* Begin *

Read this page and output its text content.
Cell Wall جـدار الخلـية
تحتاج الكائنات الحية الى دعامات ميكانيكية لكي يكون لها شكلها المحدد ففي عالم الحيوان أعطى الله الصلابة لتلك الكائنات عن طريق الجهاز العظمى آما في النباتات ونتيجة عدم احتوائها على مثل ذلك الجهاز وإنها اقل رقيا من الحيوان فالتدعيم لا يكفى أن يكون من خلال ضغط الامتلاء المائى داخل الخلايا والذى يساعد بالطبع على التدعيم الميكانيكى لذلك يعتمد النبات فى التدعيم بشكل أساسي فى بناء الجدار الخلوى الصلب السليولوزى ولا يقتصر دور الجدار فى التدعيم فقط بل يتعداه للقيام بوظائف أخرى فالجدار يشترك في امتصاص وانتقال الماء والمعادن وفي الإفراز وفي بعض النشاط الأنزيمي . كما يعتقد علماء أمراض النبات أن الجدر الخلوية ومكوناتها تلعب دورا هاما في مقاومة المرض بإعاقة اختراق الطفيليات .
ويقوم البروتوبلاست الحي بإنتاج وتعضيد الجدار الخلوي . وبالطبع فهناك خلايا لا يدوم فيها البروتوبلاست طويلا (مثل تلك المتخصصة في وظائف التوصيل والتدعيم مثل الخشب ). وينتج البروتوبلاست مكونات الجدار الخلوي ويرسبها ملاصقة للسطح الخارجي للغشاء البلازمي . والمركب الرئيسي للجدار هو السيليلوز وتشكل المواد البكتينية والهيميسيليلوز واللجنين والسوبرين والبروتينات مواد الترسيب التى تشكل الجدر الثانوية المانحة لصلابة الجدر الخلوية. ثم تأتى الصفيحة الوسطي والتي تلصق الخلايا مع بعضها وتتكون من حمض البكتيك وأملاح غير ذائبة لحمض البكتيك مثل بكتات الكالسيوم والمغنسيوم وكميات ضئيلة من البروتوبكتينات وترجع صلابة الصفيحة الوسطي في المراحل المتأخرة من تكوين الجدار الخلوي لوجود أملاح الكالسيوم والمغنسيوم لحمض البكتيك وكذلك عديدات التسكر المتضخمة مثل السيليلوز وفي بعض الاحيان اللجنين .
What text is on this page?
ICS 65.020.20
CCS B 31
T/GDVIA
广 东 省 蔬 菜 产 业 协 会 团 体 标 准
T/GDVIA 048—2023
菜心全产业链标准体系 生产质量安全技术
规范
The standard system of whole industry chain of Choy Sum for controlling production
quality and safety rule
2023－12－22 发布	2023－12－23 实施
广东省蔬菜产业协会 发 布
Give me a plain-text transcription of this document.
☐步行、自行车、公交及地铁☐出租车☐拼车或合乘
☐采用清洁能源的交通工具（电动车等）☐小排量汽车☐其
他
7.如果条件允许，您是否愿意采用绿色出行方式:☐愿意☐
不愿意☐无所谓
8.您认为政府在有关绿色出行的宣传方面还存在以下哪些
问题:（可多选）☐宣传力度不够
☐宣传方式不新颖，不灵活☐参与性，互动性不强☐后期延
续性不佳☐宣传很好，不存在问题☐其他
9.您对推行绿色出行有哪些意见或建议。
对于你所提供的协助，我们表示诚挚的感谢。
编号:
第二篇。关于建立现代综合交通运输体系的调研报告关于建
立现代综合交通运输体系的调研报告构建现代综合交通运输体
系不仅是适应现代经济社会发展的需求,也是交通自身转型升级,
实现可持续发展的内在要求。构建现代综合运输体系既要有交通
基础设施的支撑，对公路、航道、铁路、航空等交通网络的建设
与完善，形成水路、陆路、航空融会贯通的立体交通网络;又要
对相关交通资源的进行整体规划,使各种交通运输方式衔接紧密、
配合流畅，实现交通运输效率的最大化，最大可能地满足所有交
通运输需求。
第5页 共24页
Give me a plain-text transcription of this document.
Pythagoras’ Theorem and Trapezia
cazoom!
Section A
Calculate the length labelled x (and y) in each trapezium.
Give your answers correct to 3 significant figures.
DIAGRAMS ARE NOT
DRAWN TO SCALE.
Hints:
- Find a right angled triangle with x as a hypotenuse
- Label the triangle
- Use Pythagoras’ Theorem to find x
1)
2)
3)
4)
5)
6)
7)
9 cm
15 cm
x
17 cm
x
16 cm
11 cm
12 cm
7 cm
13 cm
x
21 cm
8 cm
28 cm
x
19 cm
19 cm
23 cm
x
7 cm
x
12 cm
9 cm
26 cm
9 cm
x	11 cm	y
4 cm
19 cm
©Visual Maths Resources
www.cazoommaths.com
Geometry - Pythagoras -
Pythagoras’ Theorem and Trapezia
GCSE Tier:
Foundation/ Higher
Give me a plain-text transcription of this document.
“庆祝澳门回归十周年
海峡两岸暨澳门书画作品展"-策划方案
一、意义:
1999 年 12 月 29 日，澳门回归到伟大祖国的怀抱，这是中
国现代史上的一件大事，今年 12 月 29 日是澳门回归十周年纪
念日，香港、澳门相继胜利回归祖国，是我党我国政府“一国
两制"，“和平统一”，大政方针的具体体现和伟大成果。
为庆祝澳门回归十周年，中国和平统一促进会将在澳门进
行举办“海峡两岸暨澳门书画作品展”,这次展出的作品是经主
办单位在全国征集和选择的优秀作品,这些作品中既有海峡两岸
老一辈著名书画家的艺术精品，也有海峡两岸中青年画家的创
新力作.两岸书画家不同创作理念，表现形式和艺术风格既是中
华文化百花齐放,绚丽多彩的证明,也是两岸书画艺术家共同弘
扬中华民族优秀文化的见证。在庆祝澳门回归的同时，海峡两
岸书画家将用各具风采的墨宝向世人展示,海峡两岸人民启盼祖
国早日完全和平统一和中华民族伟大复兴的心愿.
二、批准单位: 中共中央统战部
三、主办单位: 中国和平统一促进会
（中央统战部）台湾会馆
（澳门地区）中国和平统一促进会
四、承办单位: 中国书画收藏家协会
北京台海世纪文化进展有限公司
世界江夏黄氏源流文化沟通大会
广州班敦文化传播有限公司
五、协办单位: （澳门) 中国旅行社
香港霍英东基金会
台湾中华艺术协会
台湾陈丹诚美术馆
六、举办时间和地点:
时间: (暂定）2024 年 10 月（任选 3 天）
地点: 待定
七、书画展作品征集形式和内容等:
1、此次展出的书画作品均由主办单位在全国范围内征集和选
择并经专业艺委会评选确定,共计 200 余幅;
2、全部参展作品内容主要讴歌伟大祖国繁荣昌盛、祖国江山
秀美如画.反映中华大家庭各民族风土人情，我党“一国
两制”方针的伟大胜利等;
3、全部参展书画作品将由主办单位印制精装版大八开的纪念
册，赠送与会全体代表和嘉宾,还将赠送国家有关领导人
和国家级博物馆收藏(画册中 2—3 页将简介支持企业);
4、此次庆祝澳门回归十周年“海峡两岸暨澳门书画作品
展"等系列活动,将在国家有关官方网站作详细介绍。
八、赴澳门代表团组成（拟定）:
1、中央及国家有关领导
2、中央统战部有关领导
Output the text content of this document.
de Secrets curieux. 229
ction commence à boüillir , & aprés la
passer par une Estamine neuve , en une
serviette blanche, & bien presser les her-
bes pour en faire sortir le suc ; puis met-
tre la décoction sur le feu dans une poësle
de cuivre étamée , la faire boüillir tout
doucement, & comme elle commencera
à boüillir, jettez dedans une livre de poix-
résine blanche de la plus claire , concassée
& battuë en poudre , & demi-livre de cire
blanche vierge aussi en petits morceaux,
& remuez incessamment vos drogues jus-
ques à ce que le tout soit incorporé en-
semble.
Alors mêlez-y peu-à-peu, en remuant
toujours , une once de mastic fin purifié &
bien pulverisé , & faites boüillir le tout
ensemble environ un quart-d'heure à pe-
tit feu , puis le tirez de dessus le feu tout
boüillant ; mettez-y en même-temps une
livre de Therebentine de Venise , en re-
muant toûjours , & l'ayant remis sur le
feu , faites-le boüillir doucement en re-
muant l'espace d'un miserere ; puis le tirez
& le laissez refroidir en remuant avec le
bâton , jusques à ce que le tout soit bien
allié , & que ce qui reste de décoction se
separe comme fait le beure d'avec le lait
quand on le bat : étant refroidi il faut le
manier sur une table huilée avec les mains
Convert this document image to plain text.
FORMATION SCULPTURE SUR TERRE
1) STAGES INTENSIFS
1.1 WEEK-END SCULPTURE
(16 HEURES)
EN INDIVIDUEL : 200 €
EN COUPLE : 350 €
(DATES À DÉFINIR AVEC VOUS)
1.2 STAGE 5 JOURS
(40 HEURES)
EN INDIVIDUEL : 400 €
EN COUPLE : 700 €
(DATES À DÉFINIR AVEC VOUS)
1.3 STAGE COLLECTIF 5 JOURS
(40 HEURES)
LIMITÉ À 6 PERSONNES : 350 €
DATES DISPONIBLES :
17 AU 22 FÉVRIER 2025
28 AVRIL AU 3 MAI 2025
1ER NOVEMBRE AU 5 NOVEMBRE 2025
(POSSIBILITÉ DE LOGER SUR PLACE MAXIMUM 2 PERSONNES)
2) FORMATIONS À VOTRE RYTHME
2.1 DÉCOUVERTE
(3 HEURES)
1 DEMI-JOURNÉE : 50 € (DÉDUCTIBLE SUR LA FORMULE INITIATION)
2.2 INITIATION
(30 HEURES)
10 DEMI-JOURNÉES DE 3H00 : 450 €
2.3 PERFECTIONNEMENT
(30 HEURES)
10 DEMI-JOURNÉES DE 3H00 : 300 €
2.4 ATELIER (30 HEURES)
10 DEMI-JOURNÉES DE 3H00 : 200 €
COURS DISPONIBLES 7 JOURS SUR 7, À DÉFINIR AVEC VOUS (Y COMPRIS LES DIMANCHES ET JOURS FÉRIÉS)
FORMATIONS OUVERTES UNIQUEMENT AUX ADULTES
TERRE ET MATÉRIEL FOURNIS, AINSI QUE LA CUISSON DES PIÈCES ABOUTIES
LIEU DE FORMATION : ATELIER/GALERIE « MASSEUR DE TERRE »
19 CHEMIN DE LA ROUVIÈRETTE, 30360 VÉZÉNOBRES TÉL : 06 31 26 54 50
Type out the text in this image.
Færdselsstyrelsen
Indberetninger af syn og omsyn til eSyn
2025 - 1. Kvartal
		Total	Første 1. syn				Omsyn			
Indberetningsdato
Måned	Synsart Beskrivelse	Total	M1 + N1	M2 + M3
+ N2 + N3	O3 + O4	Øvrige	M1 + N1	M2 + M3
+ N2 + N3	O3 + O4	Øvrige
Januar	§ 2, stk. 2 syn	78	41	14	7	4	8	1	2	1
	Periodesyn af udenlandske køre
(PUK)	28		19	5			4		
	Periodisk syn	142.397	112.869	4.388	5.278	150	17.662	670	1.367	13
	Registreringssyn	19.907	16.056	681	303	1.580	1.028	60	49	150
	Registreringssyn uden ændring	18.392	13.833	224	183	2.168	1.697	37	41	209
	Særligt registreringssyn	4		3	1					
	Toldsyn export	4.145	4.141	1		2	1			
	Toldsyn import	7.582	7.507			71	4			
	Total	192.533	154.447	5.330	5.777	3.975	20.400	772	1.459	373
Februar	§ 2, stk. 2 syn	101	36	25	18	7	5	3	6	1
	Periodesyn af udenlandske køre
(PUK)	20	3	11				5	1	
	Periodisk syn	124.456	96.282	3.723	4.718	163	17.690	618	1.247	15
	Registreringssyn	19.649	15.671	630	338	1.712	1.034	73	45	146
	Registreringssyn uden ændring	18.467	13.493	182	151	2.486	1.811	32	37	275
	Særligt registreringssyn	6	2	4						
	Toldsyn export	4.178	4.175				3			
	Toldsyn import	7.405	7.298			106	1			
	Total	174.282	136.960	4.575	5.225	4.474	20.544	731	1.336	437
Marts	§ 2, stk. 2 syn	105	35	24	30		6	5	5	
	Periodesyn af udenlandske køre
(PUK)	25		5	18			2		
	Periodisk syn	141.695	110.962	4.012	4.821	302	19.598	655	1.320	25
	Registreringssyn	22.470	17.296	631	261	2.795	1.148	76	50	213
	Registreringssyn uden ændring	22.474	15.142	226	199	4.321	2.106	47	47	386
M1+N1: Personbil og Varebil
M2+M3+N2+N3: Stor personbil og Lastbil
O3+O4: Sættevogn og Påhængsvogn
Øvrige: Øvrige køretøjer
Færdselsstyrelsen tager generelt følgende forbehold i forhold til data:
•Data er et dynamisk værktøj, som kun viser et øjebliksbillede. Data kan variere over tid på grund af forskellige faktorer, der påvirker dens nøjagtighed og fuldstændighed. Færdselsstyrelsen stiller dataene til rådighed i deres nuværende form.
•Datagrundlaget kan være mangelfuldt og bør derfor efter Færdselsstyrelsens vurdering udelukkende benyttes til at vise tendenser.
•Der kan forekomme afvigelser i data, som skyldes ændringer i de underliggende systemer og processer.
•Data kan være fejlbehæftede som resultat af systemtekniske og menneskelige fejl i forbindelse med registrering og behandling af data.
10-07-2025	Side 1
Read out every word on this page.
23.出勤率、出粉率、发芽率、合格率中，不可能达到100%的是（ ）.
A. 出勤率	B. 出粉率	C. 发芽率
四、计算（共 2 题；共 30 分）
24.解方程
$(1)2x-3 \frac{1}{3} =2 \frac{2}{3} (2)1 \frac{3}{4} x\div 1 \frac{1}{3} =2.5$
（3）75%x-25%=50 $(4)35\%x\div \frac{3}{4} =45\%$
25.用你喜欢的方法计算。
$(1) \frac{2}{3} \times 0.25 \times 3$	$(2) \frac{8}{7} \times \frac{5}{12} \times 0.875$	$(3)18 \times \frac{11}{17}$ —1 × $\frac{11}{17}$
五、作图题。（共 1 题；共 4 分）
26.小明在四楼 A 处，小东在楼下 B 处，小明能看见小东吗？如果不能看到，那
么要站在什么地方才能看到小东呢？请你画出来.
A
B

* End *

| Written request |
Copy out each line of the data where the string "SCULPTURE" appears.

| Result |
FORMATION SCULPTURE SUR TERRE
1.1 WEEK-END SCULPTURE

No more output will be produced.